--- Exercise passage ---

In at least one example embodiment, the physical quantity may be electrostatic capacitance.

In at least one example embodiment, a hollow fiber may be provided in the bioreactor, and a longitudinal direction of the hollow fiber may be along the longitudinal direction of the bioreactor.

In at least one example embodiment, the bioreactor may be provided with a plurality of supply and discharge ports. For example, a first supply and discharge port of the plurality of supply and discharge ports may be provided at one end of the bioreactor, and a second supply and discharge port of the plurality of supply and discharge ports may be provided at the other end of the bioreactor.

In at least one example embodiment, the distribution measurement device may further include a display control unit that displays (for example, on a display unit) information indicating a distribution of cells in the longitudinal direction of the bioreactor based on the physical quantity measured by the measurement unit.

In at least one example embodiment, the distribution measurement device may further include a storage control unit that stores (for example, in a storage unit) information indicating a distribution of cells in the longitudinal direction of the bioreactor based on the physical quantity measured by the measurement unit.

In at least one example embodiment the distribution measurement device may further include a control unit that controls at least one of an inflow rate of a culture medium into the bioreactor and an outflow rate of the culture medium from the bioreactor such that a distribution of cells in the longitudinal direction of the bioreactor becomes uniform.

In at least one example embodiment, the control unit may execute controls such that the distribution of the cells in the longitudinal direction of the bioreactor become uniform. When the distribution of the cells in the longitudinal direction of the bioreactor is uniform, nutrition may be uniformly distributed to the cells inside the bioreactor, allowing for optimization of the cell culture.

---

• Work to complete
A. Answer these questions about the bioreactor passage:
(i) What may the physical quantity be?
(ii) Where may the second supply and discharge port be provided?
(iii) What does the control unit control so that the distribution of cells along the bioreactor becomes uniform?
B. Echo the bioreactor passage between "In at least one example embodiment, a" and "direction of the bioreactor.", inclusive.

--- Material supplied ---

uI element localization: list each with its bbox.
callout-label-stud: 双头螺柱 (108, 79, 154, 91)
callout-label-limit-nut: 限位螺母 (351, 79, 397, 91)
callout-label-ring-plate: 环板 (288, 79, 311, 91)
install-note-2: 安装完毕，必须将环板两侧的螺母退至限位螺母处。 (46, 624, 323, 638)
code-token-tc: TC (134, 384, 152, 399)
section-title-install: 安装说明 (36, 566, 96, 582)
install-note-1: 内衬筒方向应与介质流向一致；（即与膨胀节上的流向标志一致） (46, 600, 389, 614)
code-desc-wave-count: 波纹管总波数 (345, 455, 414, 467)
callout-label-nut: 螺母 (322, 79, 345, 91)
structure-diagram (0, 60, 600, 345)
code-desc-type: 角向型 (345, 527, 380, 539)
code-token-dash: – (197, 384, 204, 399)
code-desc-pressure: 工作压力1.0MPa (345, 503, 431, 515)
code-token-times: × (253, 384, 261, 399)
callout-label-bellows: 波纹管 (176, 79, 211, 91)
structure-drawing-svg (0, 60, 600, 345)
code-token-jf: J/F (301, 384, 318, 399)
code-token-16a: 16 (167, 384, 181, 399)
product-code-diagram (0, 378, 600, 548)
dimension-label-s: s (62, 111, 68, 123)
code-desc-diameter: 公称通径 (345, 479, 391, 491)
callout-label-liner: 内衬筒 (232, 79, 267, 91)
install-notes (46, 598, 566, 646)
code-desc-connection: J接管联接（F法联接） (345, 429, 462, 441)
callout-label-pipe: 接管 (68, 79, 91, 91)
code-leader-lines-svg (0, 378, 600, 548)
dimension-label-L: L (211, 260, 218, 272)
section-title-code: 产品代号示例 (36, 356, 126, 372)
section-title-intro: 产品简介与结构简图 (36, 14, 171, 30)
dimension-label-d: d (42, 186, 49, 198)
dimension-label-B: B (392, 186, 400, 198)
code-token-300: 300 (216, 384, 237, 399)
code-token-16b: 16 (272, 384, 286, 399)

---

• Task-by-task outputs
A.
(i) Electrostatic capacitance.
(ii) At the other end of the bioreactor.
(iii) At least one of an inflow rate of a culture medium into the bioreactor and an outflow rate of the culture medium from the bioreactor.

B.
In at least one example embodiment, a hollow fiber may be provided in the bioreactor, and a longitudinal direction of the hollow fiber may be along the longitudinal direction of the bioreactor.